Stated goal:
Look through the listing for the word "data". Copy each line that has it.

Source material:
* START *

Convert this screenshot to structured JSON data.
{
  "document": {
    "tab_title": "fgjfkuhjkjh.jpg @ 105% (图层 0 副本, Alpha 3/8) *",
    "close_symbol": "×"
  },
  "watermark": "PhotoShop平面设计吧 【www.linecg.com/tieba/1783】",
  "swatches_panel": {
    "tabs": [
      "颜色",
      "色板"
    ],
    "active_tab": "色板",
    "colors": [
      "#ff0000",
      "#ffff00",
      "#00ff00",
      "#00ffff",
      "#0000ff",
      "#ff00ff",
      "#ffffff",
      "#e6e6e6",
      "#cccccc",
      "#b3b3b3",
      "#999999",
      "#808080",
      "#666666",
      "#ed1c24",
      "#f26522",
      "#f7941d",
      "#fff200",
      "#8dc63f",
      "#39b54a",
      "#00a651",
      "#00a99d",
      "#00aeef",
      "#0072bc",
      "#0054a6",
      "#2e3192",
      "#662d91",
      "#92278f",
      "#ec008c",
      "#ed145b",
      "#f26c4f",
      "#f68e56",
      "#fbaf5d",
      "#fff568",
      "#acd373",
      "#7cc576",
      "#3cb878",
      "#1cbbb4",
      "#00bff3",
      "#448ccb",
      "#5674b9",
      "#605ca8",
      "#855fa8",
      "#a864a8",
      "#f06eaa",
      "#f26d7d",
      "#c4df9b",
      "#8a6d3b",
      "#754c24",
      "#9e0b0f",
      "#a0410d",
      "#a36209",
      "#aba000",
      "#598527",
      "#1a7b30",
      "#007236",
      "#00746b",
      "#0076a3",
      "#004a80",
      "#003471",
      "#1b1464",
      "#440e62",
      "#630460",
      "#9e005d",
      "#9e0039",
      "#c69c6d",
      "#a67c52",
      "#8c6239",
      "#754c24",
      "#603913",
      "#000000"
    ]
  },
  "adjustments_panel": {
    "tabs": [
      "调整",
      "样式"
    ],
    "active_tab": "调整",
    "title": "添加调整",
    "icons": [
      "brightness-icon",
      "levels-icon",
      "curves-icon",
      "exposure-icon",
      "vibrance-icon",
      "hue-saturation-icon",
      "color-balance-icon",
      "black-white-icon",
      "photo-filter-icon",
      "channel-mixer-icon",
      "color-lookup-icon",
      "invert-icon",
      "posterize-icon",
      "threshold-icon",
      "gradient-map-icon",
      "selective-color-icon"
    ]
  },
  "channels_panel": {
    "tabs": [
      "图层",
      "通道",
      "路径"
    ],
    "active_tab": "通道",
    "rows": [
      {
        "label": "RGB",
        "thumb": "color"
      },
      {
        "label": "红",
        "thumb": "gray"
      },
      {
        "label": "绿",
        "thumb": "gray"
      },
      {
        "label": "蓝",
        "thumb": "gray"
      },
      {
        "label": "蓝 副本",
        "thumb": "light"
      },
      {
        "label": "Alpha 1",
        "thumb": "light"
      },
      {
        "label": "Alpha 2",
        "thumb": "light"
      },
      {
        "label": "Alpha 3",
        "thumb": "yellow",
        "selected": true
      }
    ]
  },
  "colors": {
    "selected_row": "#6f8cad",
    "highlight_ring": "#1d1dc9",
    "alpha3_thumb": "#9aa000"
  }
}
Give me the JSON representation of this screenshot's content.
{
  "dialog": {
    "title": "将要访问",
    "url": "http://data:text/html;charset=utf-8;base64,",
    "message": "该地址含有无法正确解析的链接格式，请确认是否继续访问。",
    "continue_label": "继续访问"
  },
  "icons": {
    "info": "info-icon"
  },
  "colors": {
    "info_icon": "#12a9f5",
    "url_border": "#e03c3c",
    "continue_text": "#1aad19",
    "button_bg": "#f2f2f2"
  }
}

* END *

Final result:
Convert this screenshot to structured JSON data.
    "url": "http://data:text/html;charset=utf-8;base64,",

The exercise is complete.